▶ **DESCRIPTION OF THE TASK**
From the records below, copy every line that contains the word "grid".

▶ **THE RECORDS**
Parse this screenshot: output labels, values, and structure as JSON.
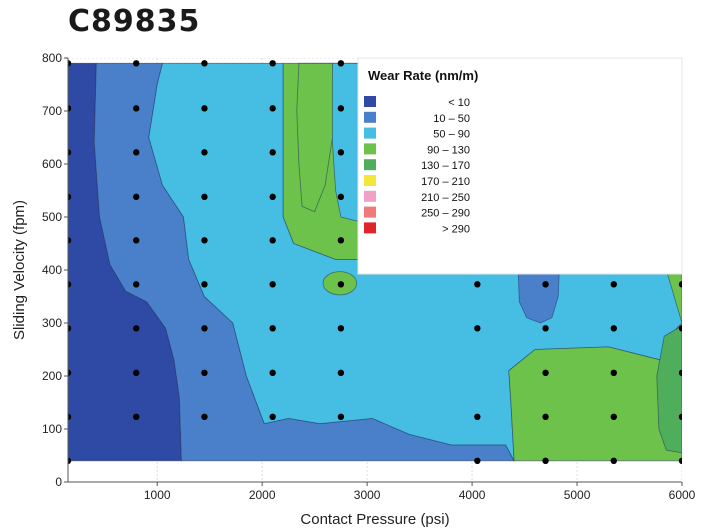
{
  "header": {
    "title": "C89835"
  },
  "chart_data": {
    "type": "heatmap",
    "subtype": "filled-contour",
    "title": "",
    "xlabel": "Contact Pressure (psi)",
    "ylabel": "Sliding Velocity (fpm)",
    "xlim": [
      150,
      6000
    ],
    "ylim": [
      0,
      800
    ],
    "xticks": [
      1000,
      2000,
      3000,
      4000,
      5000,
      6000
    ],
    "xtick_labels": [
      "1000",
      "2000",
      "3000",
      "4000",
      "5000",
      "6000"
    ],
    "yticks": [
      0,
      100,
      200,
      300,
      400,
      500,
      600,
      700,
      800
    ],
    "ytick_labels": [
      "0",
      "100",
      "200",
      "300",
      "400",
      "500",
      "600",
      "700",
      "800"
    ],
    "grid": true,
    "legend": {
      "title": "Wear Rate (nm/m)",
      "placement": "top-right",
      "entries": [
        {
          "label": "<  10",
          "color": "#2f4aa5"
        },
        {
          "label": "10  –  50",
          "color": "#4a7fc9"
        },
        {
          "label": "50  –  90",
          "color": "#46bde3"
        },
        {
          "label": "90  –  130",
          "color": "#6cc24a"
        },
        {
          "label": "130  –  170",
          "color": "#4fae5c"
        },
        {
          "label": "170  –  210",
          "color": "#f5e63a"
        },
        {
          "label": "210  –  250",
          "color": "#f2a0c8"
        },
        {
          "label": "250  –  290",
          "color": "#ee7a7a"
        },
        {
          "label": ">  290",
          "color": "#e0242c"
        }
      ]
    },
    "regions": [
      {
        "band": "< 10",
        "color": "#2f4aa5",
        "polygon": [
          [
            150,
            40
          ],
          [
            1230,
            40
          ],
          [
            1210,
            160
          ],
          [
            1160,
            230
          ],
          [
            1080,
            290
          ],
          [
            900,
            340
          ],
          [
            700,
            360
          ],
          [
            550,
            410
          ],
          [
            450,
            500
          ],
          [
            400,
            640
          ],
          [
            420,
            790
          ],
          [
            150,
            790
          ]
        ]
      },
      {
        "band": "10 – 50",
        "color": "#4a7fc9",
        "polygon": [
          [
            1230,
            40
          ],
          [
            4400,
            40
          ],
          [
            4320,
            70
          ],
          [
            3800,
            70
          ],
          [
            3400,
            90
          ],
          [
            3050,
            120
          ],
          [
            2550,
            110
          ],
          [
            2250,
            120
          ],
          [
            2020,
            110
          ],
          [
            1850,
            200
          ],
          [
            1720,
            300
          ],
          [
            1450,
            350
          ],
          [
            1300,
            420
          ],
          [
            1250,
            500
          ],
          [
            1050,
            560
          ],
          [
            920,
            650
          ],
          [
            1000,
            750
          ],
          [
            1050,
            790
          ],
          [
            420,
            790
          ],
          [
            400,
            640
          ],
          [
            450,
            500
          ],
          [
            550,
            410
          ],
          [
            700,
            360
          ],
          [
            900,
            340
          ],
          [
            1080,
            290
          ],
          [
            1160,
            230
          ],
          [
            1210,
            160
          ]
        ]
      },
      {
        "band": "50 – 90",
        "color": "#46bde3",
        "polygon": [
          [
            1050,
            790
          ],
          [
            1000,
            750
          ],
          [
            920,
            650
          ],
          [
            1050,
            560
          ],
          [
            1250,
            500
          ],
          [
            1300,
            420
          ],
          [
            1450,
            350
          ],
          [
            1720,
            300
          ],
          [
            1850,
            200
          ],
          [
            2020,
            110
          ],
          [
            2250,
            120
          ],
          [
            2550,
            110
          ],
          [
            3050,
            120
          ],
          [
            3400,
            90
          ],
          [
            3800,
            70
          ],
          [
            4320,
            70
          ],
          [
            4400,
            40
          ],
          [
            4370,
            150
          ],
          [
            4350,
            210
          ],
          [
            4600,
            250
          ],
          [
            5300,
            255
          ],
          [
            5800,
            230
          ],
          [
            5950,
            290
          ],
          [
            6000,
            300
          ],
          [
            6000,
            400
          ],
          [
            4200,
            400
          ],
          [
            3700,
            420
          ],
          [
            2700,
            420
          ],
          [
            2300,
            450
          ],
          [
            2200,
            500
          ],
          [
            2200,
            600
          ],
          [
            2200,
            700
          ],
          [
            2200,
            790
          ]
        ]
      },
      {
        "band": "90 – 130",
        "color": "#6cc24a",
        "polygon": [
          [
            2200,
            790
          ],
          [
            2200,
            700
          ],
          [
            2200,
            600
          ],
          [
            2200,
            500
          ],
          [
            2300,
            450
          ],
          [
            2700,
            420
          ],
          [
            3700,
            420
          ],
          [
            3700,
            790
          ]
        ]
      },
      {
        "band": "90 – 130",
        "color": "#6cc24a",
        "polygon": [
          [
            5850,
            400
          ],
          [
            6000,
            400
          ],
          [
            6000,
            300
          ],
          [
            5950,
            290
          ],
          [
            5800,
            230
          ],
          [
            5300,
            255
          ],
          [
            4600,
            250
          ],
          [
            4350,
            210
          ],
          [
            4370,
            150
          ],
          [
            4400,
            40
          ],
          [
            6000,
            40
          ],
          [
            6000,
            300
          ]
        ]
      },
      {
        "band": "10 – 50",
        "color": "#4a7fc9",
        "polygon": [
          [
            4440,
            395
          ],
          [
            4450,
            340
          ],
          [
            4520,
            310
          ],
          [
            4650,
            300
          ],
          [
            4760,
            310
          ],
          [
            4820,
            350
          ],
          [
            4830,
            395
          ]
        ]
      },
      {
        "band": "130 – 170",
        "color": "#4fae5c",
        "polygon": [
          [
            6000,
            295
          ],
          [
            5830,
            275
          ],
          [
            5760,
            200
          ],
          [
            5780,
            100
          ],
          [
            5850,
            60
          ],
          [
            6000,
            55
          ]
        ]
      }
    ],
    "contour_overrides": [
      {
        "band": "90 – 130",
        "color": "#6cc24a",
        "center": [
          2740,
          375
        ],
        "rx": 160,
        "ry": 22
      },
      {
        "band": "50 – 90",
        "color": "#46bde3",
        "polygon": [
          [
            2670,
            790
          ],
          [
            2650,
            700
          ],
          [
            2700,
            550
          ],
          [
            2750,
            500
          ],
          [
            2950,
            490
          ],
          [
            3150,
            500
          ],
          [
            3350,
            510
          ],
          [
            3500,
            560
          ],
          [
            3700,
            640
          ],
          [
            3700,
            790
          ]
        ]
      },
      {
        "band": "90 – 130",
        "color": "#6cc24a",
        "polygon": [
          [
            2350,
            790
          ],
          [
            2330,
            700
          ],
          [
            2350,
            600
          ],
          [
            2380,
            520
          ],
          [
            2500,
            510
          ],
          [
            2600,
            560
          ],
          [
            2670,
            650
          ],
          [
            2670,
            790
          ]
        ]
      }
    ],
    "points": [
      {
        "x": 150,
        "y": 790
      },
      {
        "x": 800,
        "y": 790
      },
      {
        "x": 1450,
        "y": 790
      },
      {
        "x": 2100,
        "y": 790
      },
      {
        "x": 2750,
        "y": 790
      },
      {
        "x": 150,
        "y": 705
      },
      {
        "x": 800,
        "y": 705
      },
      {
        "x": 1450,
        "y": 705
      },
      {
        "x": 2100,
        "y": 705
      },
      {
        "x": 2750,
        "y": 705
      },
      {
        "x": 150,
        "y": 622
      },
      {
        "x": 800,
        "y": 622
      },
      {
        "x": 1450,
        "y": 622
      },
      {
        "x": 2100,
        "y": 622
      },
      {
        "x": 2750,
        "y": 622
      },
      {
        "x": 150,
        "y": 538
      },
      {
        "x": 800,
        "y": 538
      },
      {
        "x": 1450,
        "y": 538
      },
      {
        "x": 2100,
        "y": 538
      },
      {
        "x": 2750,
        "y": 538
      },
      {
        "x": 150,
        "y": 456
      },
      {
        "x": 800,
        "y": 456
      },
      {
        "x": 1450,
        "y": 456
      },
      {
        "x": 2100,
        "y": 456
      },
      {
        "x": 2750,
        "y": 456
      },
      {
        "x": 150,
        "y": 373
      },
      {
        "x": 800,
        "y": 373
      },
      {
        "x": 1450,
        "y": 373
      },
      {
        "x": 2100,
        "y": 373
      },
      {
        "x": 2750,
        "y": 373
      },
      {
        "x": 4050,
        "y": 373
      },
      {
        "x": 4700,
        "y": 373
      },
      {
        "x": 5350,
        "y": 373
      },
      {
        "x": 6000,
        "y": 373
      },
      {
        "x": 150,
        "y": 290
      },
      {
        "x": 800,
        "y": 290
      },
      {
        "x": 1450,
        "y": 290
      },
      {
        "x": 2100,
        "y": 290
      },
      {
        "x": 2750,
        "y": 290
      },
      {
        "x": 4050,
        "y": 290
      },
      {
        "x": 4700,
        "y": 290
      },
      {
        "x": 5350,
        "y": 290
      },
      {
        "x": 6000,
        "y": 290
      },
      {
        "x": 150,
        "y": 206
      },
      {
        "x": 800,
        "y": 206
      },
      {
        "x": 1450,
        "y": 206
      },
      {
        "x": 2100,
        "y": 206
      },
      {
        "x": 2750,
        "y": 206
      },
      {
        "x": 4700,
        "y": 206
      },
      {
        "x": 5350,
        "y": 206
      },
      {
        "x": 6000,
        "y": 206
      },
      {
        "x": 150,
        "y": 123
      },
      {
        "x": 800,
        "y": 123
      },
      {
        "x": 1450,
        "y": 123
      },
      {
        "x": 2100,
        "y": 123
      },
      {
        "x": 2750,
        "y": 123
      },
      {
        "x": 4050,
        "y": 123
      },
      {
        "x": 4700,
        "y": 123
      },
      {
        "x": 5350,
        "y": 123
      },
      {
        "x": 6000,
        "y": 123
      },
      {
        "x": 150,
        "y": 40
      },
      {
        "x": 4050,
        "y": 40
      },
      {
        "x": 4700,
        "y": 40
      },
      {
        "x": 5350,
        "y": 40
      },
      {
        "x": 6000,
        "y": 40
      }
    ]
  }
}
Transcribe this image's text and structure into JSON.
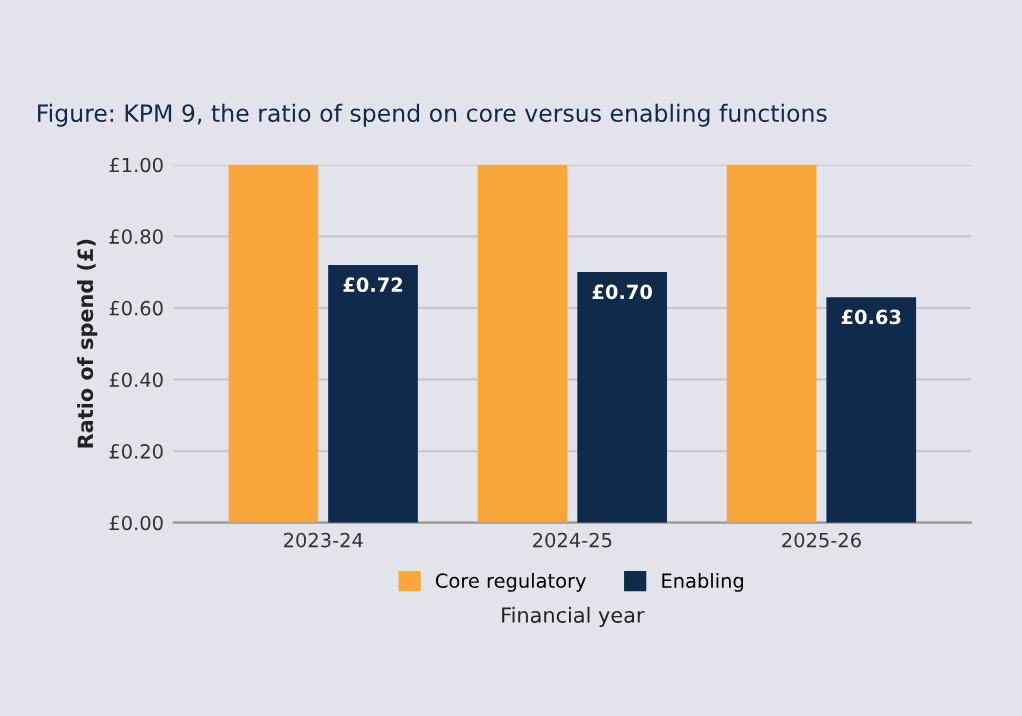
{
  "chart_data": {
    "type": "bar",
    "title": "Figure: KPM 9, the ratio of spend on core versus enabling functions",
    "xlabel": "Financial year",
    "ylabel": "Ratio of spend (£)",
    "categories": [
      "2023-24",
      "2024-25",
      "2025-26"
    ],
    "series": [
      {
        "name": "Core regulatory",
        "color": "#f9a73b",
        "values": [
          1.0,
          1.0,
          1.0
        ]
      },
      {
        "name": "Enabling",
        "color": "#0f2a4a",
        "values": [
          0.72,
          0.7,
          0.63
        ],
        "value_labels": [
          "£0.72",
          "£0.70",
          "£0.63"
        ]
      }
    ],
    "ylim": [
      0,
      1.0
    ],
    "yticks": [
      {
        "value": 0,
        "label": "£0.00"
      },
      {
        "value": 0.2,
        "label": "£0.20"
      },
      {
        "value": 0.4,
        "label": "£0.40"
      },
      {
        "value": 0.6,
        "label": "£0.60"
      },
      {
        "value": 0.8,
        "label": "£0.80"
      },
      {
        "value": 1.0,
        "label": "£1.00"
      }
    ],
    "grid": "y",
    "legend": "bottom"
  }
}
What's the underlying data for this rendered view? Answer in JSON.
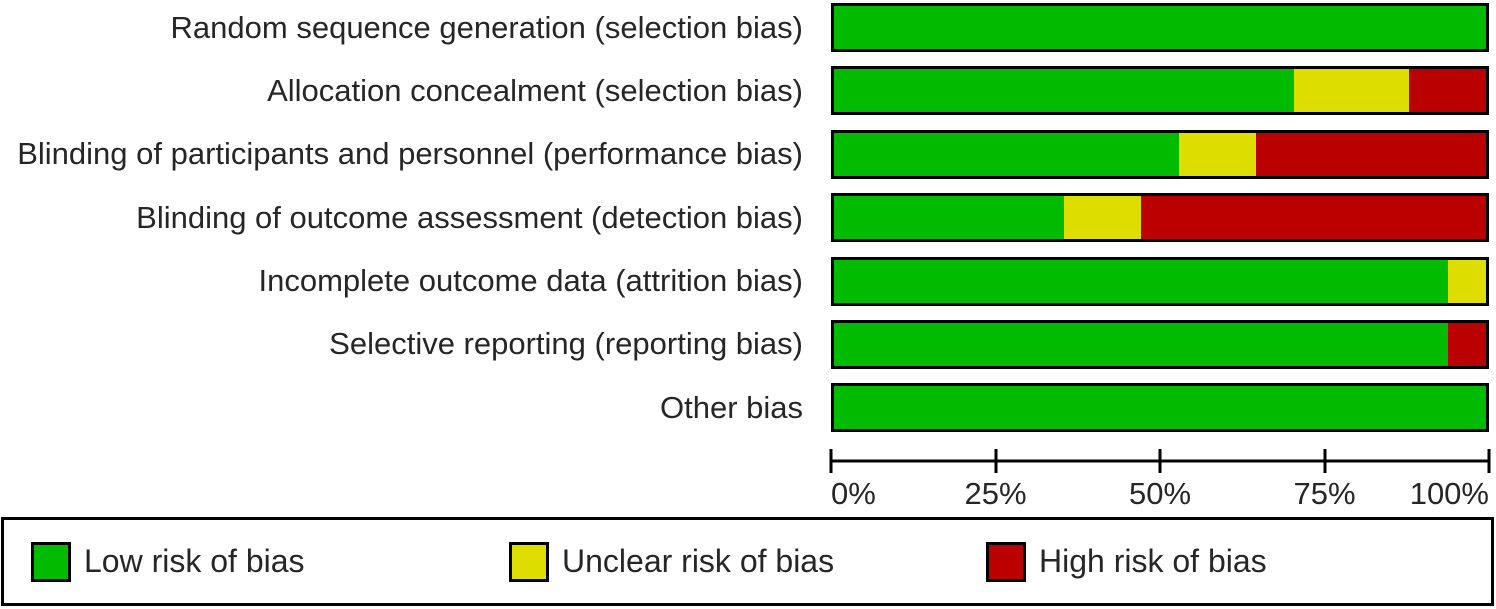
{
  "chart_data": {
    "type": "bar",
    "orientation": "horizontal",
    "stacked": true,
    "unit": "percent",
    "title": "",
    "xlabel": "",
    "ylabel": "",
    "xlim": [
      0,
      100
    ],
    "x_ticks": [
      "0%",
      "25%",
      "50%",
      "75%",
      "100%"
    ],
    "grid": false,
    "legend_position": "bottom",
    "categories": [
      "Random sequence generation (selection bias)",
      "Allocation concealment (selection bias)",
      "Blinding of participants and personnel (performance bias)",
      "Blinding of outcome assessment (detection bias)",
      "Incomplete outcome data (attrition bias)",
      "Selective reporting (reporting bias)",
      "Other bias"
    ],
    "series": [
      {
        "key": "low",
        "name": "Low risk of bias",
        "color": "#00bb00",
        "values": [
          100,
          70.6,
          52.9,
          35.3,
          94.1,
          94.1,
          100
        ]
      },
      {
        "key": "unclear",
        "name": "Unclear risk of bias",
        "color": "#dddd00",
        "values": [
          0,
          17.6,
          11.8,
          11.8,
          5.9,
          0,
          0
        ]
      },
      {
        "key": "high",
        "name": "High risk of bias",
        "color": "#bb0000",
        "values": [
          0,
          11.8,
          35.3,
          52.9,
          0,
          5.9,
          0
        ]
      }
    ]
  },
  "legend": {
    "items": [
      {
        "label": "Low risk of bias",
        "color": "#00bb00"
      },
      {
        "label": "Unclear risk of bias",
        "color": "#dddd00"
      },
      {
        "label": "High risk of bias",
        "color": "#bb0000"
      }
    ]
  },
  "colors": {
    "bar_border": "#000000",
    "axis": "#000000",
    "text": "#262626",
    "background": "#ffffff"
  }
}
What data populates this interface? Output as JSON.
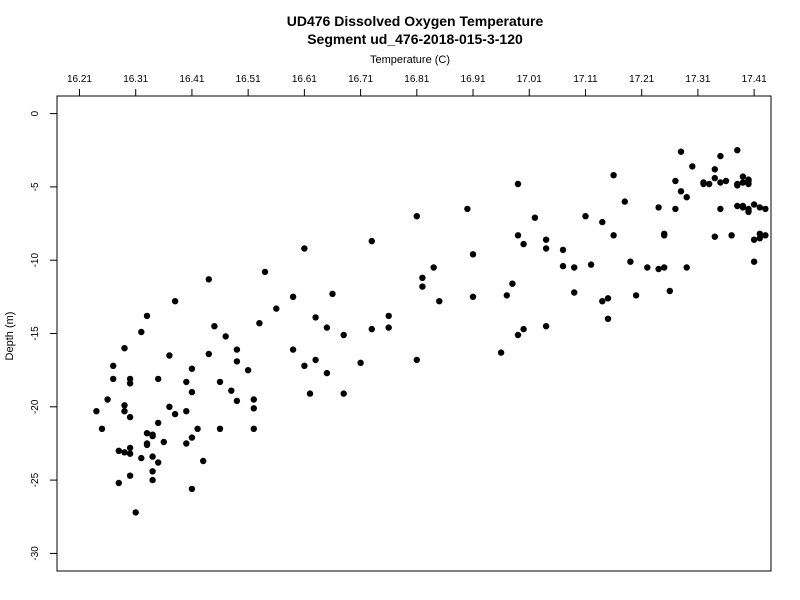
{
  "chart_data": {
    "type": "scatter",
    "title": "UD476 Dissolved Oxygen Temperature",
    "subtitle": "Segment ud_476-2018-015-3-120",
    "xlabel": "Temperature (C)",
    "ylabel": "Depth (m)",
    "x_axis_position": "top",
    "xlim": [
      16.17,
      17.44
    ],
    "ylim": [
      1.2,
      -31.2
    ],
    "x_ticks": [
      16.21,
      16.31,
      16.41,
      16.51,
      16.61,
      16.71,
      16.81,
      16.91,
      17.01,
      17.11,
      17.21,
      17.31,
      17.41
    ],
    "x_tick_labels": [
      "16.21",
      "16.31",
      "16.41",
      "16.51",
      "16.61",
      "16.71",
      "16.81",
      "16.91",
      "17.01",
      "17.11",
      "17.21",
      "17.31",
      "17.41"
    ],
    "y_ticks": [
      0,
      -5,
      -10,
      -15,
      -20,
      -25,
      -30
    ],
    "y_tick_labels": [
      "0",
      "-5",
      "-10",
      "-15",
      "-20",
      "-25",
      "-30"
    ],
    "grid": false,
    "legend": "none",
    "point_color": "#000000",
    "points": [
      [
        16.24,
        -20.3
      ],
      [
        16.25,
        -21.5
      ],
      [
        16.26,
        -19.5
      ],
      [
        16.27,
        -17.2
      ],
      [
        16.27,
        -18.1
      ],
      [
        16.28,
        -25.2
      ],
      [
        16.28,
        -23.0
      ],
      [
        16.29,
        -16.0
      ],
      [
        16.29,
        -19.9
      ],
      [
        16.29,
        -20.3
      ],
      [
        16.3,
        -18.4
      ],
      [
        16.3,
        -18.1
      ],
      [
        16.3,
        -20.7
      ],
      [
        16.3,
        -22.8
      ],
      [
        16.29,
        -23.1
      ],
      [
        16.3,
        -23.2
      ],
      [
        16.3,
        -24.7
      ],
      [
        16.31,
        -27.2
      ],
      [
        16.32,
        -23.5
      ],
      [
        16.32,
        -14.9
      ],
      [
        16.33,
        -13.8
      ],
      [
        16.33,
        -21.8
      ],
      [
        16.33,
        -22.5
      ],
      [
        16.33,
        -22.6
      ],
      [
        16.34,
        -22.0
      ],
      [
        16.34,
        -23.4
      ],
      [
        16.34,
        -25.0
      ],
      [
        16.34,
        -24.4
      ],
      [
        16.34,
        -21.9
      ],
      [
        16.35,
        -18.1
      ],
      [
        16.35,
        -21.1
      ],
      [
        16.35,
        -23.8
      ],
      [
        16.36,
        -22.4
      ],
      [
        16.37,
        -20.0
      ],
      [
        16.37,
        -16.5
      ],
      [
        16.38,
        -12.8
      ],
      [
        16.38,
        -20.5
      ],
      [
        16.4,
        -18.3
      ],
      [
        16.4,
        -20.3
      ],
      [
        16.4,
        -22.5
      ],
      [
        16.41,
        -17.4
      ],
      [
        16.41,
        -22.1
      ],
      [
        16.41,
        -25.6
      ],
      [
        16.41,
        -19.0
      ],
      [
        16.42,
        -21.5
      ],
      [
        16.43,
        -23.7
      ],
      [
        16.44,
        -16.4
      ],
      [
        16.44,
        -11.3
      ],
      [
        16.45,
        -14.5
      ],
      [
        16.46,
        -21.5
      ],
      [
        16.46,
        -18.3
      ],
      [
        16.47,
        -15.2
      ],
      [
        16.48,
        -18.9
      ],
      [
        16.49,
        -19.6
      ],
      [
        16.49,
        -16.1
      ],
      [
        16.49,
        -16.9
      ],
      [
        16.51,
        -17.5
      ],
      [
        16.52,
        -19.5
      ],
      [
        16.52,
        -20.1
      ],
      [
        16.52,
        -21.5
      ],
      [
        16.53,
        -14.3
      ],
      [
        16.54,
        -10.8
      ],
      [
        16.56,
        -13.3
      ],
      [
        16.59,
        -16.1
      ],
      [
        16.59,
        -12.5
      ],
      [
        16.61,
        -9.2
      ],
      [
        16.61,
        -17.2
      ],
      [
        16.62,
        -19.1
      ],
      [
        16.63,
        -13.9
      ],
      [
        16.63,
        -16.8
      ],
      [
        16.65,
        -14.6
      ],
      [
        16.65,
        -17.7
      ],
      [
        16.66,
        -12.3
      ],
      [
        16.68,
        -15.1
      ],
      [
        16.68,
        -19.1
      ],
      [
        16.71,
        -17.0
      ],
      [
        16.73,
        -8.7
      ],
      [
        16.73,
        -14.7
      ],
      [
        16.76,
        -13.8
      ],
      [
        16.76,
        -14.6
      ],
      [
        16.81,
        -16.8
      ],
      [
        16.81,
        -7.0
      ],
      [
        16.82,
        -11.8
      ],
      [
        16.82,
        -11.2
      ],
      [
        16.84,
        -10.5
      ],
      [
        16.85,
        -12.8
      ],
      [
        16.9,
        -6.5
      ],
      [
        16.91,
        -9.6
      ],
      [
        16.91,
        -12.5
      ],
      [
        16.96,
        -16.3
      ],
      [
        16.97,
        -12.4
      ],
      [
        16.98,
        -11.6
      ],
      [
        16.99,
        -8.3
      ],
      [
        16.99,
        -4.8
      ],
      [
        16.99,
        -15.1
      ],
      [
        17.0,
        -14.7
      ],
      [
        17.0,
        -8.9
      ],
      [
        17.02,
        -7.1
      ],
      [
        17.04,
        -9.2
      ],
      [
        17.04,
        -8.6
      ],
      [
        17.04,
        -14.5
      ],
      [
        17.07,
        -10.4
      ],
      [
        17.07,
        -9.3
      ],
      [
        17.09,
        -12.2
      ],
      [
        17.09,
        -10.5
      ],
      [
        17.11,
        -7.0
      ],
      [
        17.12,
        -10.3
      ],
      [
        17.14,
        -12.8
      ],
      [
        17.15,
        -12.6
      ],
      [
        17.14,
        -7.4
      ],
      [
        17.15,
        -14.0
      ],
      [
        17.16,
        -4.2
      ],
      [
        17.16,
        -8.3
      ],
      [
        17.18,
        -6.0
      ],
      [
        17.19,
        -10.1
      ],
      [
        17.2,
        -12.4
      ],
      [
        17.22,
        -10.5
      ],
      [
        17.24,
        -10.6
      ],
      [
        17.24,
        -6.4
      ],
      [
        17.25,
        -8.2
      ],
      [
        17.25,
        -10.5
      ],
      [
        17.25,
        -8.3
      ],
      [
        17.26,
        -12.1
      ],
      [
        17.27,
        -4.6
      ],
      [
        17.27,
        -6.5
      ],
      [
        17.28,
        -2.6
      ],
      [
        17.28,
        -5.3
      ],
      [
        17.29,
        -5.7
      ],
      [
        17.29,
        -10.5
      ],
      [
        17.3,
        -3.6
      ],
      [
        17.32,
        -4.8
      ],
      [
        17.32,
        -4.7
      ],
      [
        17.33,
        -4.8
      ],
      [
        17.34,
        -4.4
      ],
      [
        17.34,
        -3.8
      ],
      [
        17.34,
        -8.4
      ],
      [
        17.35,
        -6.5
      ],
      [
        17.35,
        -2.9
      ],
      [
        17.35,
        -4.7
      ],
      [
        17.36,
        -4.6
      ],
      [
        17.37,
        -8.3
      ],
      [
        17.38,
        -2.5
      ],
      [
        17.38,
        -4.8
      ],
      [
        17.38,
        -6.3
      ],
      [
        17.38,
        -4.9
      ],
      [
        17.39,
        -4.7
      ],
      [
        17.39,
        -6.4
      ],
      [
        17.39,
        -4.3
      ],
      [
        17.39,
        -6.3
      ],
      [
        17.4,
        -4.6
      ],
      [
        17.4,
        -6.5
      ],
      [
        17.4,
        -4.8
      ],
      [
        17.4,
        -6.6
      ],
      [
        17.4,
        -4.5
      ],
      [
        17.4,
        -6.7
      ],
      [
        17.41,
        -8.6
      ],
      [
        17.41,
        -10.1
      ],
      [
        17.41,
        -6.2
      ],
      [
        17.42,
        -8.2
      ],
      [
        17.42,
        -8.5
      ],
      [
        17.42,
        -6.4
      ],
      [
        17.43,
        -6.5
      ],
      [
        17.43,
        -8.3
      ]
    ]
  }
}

▶ **CORRECT RESPONSE**
    "grid": true,
    "grid": "y",
    "grid": false,
    "grid": false,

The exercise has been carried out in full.